___ Entries

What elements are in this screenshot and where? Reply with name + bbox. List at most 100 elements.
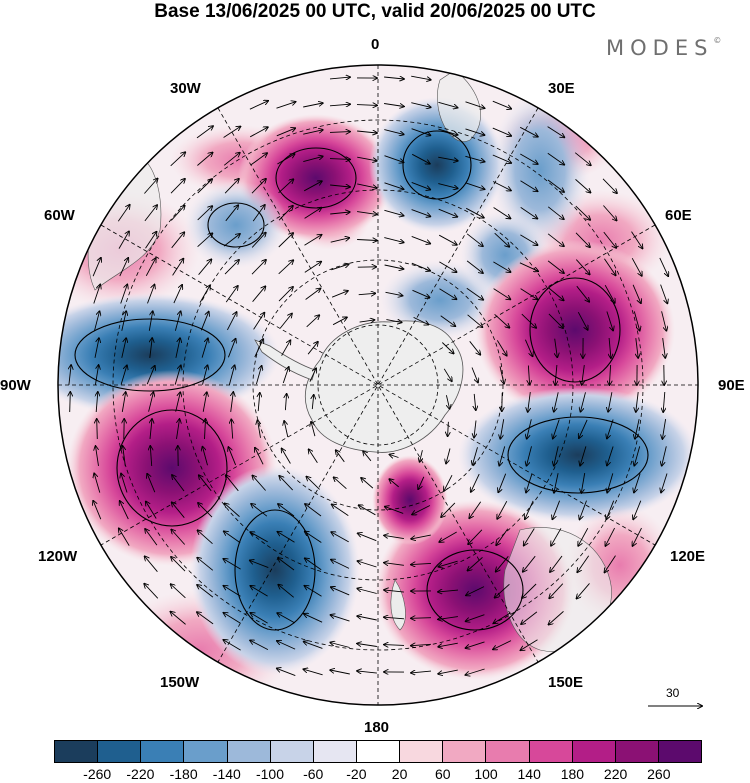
- lat-lon-grid: [58, 65, 698, 705]
- colorbar-tick-label: 20: [391, 766, 408, 782]
- wind-vector-arrow: [94, 311, 100, 331]
- wind-vector-arrow: [121, 338, 126, 358]
- wind-vector-arrow: [465, 155, 484, 161]
- wind-vector-arrow: [277, 668, 296, 677]
- colorbar-segment: [572, 741, 616, 762]
- wind-vector-arrow: [96, 392, 98, 413]
- colorbar-segment: [98, 741, 142, 762]
- wind-vector-arrow: [603, 231, 616, 248]
- wind-vector-arrow: [631, 231, 643, 249]
- wind-vector-arrow: [466, 641, 485, 648]
- wind-vector-arrow: [635, 419, 640, 439]
- wind-vector-arrow: [607, 473, 614, 492]
- wind-vector-arrow: [494, 612, 511, 623]
- wind-vector-arrow: [663, 391, 665, 412]
- wind-vector-arrow: [384, 645, 405, 646]
- wind-vector-arrow: [577, 583, 590, 598]
- wind-vector-arrow: [282, 367, 288, 384]
- wind-vector-arrow: [576, 285, 589, 302]
- wind-vector-arrow: [329, 132, 350, 133]
- wind-vector-arrow: [492, 127, 511, 136]
- wind-vector-arrow: [606, 500, 615, 520]
- wind-vector-arrow: [521, 313, 536, 328]
- wind-vector-arrow: [96, 446, 99, 466]
- wind-vector-arrow: [197, 179, 212, 194]
- wind-vector-arrow: [357, 616, 377, 621]
- wind-vector-arrow: [438, 208, 458, 217]
- wind-vector-arrow: [278, 558, 295, 571]
- wind-vector-arrow: [446, 395, 449, 409]
- wind-vector-arrow: [528, 365, 529, 385]
- wind-vector-arrow: [120, 501, 129, 520]
- wind-vector-arrow: [361, 478, 374, 489]
- wind-vector-arrow: [227, 339, 235, 358]
- wind-vector-arrow: [446, 448, 451, 464]
- wind-vector-arrow: [384, 264, 404, 269]
- wind-vector-arrow: [223, 640, 241, 651]
- wind-vector-arrow: [466, 614, 485, 622]
- wind-vector-arrow: [198, 530, 213, 545]
- wind-vector-arrow: [305, 504, 322, 517]
- wind-vector-arrow: [277, 154, 294, 165]
- wind-vector-arrow: [171, 584, 186, 599]
- wind-vector-arrow: [170, 152, 186, 167]
- wind-vector-arrow: [148, 392, 154, 412]
- wind-vector-arrow: [121, 392, 125, 412]
- wind-vector-arrow: [469, 501, 482, 518]
- wind-vector-arrow: [554, 446, 559, 465]
- wind-vector-arrow: [553, 419, 560, 439]
- wind-vector-arrow: [384, 535, 404, 540]
- wind-vector-arrow: [278, 179, 294, 194]
- colorbar-tick-label: 100: [474, 766, 498, 782]
- wind-vector-arrow: [411, 181, 431, 189]
- wind-vector-arrow: [420, 450, 423, 462]
- wind-vector-arrow: [249, 101, 268, 110]
- wind-vector-arrow: [254, 339, 263, 358]
- wind-vector-arrow: [258, 420, 261, 438]
- wind-vector-arrow: [499, 446, 506, 465]
- colorbar-tick-label: -260: [83, 766, 112, 782]
- wind-vector-arrow: [390, 455, 399, 458]
- wind-vector-arrow: [522, 583, 537, 598]
- wind-vector-arrow: [203, 447, 208, 466]
- wind-vector-arrow: [384, 617, 405, 619]
- wind-vector-arrow: [303, 669, 323, 676]
- wind-vector-arrow: [277, 613, 295, 624]
- wind-vector-arrow: [384, 103, 404, 107]
- wind-vector-arrow: [70, 392, 71, 413]
- wind-vector-arrow: [150, 419, 152, 439]
- lon-label-150w: 150W: [160, 674, 200, 691]
- wind-vector-arrow: [634, 473, 641, 493]
- reference-vector-value: 30: [666, 686, 680, 700]
- wind-vector-arrow: [526, 473, 533, 493]
- wind-vector-arrow: [604, 258, 615, 276]
- wind-vector-arrow: [520, 207, 538, 218]
- colorbar-segment: [141, 741, 185, 762]
- wind-vector-arrow: [605, 527, 615, 546]
- wind-vector-arrow: [547, 152, 564, 164]
- wind-vector-arrow: [469, 341, 481, 354]
- wind-vector-arrow: [228, 447, 237, 466]
- wind-vector-arrow: [577, 311, 587, 330]
- wind-vector-arrow: [604, 284, 615, 303]
- wind-vector-arrow: [281, 340, 291, 356]
- wind-vector-arrow: [438, 234, 457, 245]
- wind-vector-arrow: [441, 502, 456, 517]
- colorbar-tick-label: 140: [517, 766, 541, 782]
- wind-vector-arrow: [439, 288, 457, 299]
- wind-vector-arrow: [411, 563, 432, 564]
- lon-label-60e: 60E: [665, 207, 692, 224]
- wind-vector-arrow: [499, 366, 504, 383]
- wind-vector-arrow: [120, 365, 127, 385]
- wind-vector-arrow: [279, 476, 294, 491]
- colorbar-segment: [443, 741, 487, 762]
- wind-vector-arrow: [554, 392, 559, 411]
- wind-vector-arrow: [331, 587, 350, 596]
- wind-vector-arrow: [305, 586, 322, 597]
- wind-vector-arrow: [329, 77, 350, 79]
- wind-vector-arrow: [389, 479, 399, 488]
- wind-vector-arrow: [474, 420, 476, 438]
- wind-vector-arrow: [144, 179, 157, 194]
- lon-label-30e: 30E: [548, 80, 575, 97]
- lon-label-120e: 120E: [670, 548, 706, 565]
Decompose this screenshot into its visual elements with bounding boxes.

______

## The request
Please update the records by changing every "colorbar-segment" to "color-scale-segment" and keeping everything else the same. Don't include the pictures.

## Solution for this task
What elements are in this screenshot and where? Reply with name + bbox. List at most 100 elements.
- lat-lon-grid: [58, 65, 698, 705]
- colorbar-tick-label: 20: [391, 766, 408, 782]
- wind-vector-arrow: [94, 311, 100, 331]
- wind-vector-arrow: [121, 338, 126, 358]
- wind-vector-arrow: [465, 155, 484, 161]
- wind-vector-arrow: [277, 668, 296, 677]
- color-scale-segment: [572, 741, 616, 762]
- wind-vector-arrow: [96, 392, 98, 413]
- color-scale-segment: [98, 741, 142, 762]
- wind-vector-arrow: [603, 231, 616, 248]
- wind-vector-arrow: [631, 231, 643, 249]
- wind-vector-arrow: [466, 641, 485, 648]
- wind-vector-arrow: [635, 419, 640, 439]
- wind-vector-arrow: [607, 473, 614, 492]
- wind-vector-arrow: [494, 612, 511, 623]
- wind-vector-arrow: [663, 391, 665, 412]
- wind-vector-arrow: [384, 645, 405, 646]
- wind-vector-arrow: [577, 583, 590, 598]
- wind-vector-arrow: [282, 367, 288, 384]
- wind-vector-arrow: [576, 285, 589, 302]
- wind-vector-arrow: [329, 132, 350, 133]
- wind-vector-arrow: [492, 127, 511, 136]
- wind-vector-arrow: [606, 500, 615, 520]
- wind-vector-arrow: [521, 313, 536, 328]
- wind-vector-arrow: [96, 446, 99, 466]
- wind-vector-arrow: [197, 179, 212, 194]
- wind-vector-arrow: [357, 616, 377, 621]
- wind-vector-arrow: [438, 208, 458, 217]
- wind-vector-arrow: [278, 558, 295, 571]
- wind-vector-arrow: [446, 395, 449, 409]
- wind-vector-arrow: [528, 365, 529, 385]
- wind-vector-arrow: [120, 501, 129, 520]
- wind-vector-arrow: [361, 478, 374, 489]
- wind-vector-arrow: [227, 339, 235, 358]
- wind-vector-arrow: [446, 448, 451, 464]
- wind-vector-arrow: [384, 264, 404, 269]
- wind-vector-arrow: [223, 640, 241, 651]
- wind-vector-arrow: [466, 614, 485, 622]
- wind-vector-arrow: [198, 530, 213, 545]
- wind-vector-arrow: [305, 504, 322, 517]
- wind-vector-arrow: [277, 154, 294, 165]
- wind-vector-arrow: [171, 584, 186, 599]
- wind-vector-arrow: [170, 152, 186, 167]
- wind-vector-arrow: [148, 392, 154, 412]
- wind-vector-arrow: [121, 392, 125, 412]
- wind-vector-arrow: [469, 501, 482, 518]
- wind-vector-arrow: [554, 446, 559, 465]
- wind-vector-arrow: [553, 419, 560, 439]
- wind-vector-arrow: [384, 535, 404, 540]
- wind-vector-arrow: [278, 179, 294, 194]
- colorbar-tick-label: 100: [474, 766, 498, 782]
- wind-vector-arrow: [411, 181, 431, 189]
- wind-vector-arrow: [420, 450, 423, 462]
- wind-vector-arrow: [249, 101, 268, 110]
- wind-vector-arrow: [254, 339, 263, 358]
- wind-vector-arrow: [258, 420, 261, 438]
- wind-vector-arrow: [499, 446, 506, 465]
- colorbar-tick-label: -260: [83, 766, 112, 782]
- wind-vector-arrow: [390, 455, 399, 458]
- wind-vector-arrow: [522, 583, 537, 598]
- wind-vector-arrow: [203, 447, 208, 466]
- wind-vector-arrow: [384, 617, 405, 619]
- wind-vector-arrow: [303, 669, 323, 676]
- wind-vector-arrow: [277, 613, 295, 624]
- wind-vector-arrow: [384, 103, 404, 107]
- wind-vector-arrow: [70, 392, 71, 413]
- wind-vector-arrow: [150, 419, 152, 439]
- lon-label-150w: 150W: [160, 674, 200, 691]
- wind-vector-arrow: [634, 473, 641, 493]
- reference-vector-value: 30: [666, 686, 680, 700]
- wind-vector-arrow: [526, 473, 533, 493]
- wind-vector-arrow: [604, 258, 615, 276]
- wind-vector-arrow: [520, 207, 538, 218]
- color-scale-segment: [141, 741, 185, 762]
- wind-vector-arrow: [605, 527, 615, 546]
- wind-vector-arrow: [547, 152, 564, 164]
- wind-vector-arrow: [469, 341, 481, 354]
- wind-vector-arrow: [228, 447, 237, 466]
- wind-vector-arrow: [577, 311, 587, 330]
- wind-vector-arrow: [604, 284, 615, 303]
- wind-vector-arrow: [281, 340, 291, 356]
- wind-vector-arrow: [438, 234, 457, 245]
- wind-vector-arrow: [441, 502, 456, 517]
- colorbar-tick-label: 140: [517, 766, 541, 782]
- wind-vector-arrow: [439, 288, 457, 299]
- wind-vector-arrow: [411, 563, 432, 564]
- lon-label-60e: 60E: [665, 207, 692, 224]
- wind-vector-arrow: [499, 366, 504, 383]
- wind-vector-arrow: [120, 365, 127, 385]
- wind-vector-arrow: [279, 476, 294, 491]
- color-scale-segment: [443, 741, 487, 762]
- wind-vector-arrow: [554, 392, 559, 411]
- wind-vector-arrow: [331, 587, 350, 596]
- wind-vector-arrow: [305, 586, 322, 597]
- wind-vector-arrow: [329, 77, 350, 79]
- wind-vector-arrow: [389, 479, 399, 488]
- wind-vector-arrow: [474, 420, 476, 438]
- wind-vector-arrow: [144, 179, 157, 194]
- lon-label-30e: 30E: [548, 80, 575, 97]
- lon-label-120e: 120E: [670, 548, 706, 565]
Decompose this screenshot into its visual elements with bounding boxes.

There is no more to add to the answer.